→ **WORK INSTRUCTIONS**
Scan the lines below for the word "Identidad". Copy each line you find it in.

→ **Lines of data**
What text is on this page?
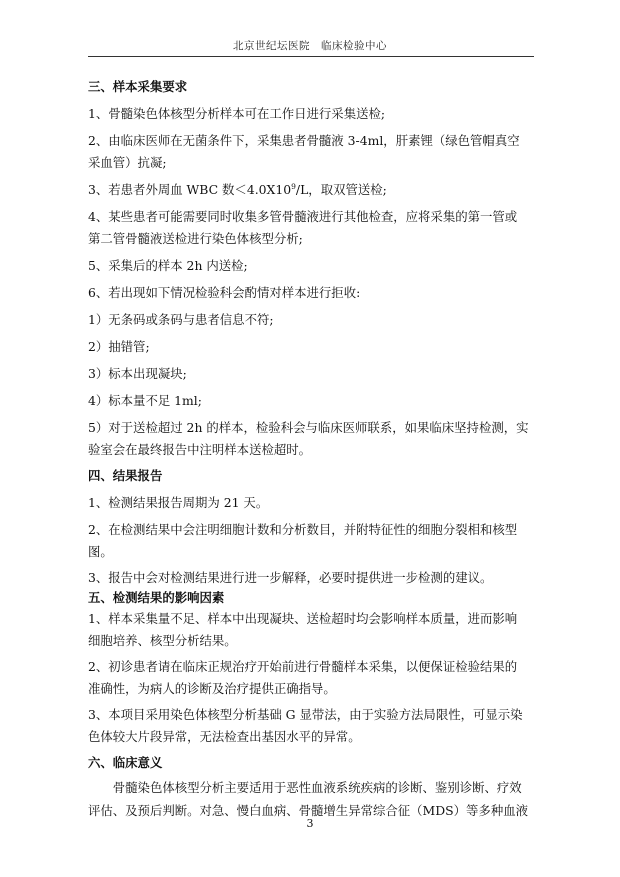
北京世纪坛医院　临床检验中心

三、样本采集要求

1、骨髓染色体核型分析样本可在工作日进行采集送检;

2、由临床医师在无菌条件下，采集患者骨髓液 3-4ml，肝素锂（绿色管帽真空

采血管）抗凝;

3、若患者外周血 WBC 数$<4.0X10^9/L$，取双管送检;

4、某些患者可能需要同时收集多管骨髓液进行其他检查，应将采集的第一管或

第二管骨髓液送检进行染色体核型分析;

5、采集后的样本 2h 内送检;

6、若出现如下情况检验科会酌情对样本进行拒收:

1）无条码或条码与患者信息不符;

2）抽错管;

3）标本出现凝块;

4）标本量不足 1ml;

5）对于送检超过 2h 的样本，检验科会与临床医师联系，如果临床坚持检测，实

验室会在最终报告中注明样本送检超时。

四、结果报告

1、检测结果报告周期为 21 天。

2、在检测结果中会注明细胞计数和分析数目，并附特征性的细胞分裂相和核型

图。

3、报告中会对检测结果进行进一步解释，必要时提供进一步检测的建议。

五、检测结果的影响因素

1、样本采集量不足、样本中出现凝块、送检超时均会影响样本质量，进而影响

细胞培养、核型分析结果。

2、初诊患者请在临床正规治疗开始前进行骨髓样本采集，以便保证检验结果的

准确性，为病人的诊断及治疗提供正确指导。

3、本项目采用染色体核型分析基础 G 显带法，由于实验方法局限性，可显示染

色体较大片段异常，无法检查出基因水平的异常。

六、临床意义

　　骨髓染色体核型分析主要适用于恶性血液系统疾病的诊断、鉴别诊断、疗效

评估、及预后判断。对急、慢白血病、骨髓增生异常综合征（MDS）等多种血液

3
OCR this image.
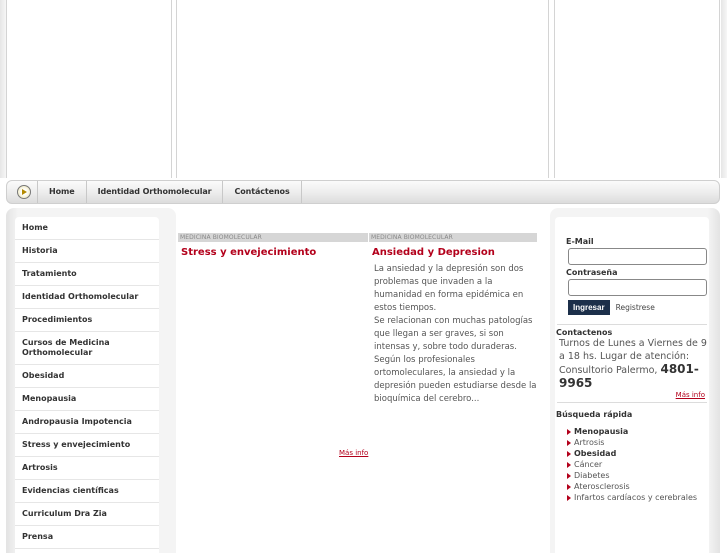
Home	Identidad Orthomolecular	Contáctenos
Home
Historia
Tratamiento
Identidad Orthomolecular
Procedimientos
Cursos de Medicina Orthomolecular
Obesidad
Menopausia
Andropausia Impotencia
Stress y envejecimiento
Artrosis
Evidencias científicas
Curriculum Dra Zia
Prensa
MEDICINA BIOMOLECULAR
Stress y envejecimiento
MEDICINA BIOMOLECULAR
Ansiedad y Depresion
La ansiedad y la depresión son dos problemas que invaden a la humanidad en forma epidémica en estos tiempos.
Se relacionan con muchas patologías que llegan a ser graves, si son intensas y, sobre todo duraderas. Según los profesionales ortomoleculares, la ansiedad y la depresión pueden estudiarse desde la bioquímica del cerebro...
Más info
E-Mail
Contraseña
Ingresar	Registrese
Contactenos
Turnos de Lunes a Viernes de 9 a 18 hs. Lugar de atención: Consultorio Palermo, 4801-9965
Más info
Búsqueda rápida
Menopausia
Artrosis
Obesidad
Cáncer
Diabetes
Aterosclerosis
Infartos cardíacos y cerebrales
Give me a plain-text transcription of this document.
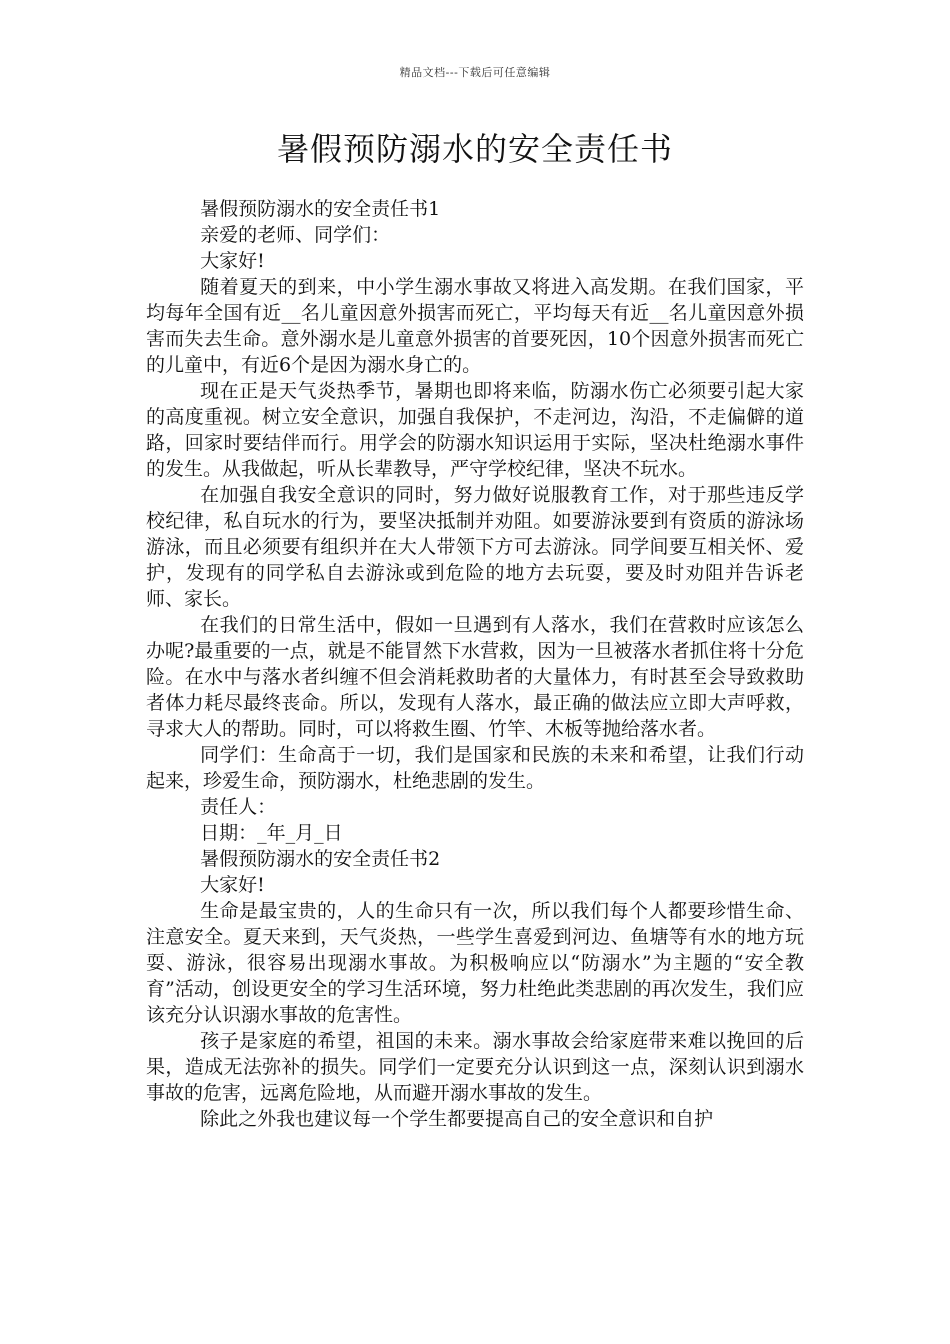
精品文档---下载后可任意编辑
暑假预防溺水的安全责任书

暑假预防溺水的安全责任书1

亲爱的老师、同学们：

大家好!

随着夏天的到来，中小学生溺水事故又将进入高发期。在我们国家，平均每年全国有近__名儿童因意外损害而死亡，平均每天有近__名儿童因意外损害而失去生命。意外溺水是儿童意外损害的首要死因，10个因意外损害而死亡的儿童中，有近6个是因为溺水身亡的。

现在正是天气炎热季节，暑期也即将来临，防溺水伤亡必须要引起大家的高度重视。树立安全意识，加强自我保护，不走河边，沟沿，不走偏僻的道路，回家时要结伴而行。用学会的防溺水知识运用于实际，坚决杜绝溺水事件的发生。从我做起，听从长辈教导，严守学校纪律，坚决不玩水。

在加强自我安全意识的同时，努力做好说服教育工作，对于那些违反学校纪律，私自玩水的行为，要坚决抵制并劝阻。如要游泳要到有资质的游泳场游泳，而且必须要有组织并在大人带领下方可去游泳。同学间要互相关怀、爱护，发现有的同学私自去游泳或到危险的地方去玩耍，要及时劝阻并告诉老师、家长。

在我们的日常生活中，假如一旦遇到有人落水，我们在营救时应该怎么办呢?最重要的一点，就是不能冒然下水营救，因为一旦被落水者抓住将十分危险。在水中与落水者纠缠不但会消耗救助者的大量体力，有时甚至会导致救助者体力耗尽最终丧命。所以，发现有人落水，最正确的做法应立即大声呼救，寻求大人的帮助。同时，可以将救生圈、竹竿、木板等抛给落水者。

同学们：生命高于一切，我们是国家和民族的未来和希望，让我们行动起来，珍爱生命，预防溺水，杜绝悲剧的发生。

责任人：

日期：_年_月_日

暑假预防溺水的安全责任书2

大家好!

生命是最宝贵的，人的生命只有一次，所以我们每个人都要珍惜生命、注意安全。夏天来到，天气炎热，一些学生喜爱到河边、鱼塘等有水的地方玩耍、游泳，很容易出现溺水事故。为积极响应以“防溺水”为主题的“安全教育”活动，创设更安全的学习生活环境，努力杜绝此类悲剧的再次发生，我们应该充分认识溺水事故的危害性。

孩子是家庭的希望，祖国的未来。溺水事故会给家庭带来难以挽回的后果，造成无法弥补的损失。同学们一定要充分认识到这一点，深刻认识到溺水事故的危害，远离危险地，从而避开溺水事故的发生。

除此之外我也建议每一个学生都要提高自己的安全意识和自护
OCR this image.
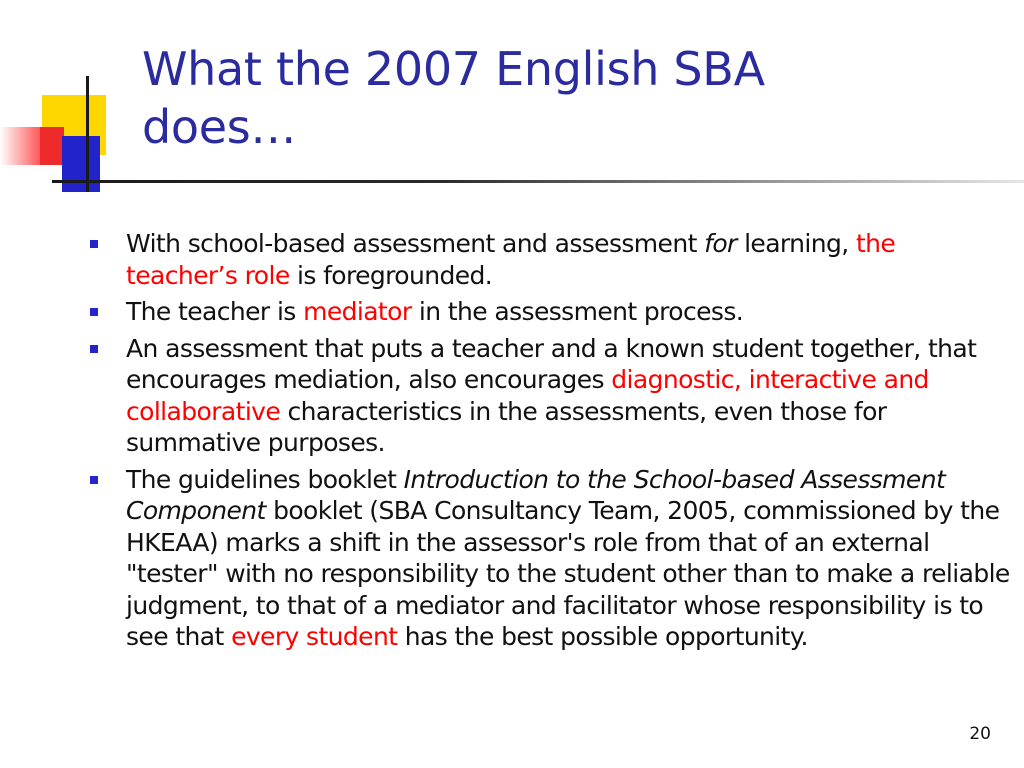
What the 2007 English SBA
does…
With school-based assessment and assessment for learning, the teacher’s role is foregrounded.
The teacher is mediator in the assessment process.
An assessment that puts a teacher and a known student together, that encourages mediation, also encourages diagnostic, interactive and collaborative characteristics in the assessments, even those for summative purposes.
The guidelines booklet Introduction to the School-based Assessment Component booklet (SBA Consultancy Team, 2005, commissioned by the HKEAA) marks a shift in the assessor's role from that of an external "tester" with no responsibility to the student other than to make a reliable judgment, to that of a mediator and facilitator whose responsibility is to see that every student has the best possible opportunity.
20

→ **WRITTEN REPLY**
Home	Identidad Orthomolecular	Contáctenos
Identidad Orthomolecular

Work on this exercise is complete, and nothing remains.